→ TO BE DONE
Could you copy every line from the material below in which "Order" appears?
(begin)
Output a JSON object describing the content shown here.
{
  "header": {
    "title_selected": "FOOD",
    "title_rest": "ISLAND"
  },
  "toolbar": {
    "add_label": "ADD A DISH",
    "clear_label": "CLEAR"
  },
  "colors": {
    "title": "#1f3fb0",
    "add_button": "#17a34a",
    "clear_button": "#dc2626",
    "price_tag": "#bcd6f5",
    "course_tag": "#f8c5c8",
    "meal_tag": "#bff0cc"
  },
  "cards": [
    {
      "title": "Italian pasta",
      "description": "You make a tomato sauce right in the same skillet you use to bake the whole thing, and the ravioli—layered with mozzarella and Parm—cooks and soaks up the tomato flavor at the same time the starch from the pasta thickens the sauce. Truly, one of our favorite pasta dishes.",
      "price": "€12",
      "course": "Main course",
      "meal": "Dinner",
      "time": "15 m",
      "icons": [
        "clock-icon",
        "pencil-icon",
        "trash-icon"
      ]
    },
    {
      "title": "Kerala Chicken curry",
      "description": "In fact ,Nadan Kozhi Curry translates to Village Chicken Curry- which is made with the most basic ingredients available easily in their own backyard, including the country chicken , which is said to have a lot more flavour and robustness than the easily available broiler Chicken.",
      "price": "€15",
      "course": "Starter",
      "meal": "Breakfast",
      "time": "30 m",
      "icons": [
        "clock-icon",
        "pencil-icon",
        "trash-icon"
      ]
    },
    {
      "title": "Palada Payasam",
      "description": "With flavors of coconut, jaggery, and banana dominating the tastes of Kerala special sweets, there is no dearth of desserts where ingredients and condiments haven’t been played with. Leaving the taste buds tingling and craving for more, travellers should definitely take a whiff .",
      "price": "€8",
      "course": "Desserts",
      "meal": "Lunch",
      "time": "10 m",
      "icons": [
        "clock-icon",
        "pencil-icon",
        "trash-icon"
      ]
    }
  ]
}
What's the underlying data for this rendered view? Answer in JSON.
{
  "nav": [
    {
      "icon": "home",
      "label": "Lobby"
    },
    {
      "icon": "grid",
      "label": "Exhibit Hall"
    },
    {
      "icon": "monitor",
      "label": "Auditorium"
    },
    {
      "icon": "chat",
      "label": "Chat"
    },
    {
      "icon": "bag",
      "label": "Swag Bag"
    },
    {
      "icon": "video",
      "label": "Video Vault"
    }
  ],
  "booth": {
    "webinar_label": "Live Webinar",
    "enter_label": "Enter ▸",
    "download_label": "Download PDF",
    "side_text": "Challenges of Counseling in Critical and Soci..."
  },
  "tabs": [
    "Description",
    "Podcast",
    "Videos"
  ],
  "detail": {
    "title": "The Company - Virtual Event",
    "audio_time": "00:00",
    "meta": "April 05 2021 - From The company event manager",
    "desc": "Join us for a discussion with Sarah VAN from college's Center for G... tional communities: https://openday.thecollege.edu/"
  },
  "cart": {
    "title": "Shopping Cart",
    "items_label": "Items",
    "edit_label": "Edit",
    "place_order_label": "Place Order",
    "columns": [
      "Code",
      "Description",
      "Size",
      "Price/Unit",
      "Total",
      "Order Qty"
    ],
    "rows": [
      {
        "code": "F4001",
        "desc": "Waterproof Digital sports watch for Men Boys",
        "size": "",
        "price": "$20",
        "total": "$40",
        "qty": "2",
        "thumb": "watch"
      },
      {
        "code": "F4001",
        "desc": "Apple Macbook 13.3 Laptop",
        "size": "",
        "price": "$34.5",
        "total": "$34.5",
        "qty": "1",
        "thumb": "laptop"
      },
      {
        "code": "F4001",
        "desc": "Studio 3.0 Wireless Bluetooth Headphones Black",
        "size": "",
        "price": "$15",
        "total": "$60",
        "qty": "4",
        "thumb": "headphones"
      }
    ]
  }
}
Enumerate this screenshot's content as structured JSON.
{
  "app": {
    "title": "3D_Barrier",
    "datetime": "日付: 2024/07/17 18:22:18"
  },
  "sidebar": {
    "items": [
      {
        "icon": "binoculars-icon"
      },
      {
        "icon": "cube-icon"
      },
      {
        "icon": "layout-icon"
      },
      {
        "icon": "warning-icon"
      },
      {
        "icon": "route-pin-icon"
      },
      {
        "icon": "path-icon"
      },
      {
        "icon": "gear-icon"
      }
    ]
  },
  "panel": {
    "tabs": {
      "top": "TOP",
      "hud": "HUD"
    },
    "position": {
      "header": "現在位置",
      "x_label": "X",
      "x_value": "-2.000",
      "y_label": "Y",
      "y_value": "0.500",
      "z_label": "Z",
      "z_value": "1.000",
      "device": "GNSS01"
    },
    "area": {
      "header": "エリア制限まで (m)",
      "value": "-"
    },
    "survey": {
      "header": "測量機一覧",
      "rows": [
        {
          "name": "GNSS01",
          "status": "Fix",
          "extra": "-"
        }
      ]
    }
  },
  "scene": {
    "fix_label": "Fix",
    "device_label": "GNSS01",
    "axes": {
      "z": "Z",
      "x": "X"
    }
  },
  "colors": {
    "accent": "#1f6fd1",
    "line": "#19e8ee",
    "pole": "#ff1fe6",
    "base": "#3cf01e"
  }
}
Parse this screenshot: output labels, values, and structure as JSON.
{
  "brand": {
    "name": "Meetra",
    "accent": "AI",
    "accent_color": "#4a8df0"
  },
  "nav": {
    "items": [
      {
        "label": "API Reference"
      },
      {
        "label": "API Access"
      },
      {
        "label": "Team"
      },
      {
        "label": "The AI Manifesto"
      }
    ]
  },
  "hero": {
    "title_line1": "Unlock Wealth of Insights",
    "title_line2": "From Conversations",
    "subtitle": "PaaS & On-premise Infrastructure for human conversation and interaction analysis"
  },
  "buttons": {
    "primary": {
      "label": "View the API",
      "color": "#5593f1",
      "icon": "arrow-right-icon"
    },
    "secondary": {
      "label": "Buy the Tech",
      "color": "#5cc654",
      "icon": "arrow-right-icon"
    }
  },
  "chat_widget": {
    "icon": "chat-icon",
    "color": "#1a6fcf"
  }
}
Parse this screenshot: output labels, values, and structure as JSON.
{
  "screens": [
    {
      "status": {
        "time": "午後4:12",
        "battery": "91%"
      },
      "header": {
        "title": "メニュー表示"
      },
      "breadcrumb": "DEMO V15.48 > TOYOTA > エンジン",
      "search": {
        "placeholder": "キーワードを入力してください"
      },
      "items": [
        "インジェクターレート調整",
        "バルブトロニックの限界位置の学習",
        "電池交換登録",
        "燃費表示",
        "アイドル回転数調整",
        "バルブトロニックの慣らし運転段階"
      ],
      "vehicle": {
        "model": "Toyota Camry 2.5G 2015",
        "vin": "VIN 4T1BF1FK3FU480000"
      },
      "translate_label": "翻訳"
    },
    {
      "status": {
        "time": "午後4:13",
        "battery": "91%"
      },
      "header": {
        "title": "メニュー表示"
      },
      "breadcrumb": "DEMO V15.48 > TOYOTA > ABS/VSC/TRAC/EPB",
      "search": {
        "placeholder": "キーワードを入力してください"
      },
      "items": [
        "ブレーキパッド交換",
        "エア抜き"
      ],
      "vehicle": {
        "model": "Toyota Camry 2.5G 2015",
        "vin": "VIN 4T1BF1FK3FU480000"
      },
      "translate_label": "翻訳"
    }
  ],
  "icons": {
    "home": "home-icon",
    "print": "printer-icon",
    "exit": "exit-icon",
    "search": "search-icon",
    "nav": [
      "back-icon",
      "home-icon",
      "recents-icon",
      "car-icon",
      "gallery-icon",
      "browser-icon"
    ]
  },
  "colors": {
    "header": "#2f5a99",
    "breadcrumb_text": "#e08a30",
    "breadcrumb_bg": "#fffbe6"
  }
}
(end)
→ COMPLETE RESPONSE
    "place_order_label": "Place Order",
      "Order Qty"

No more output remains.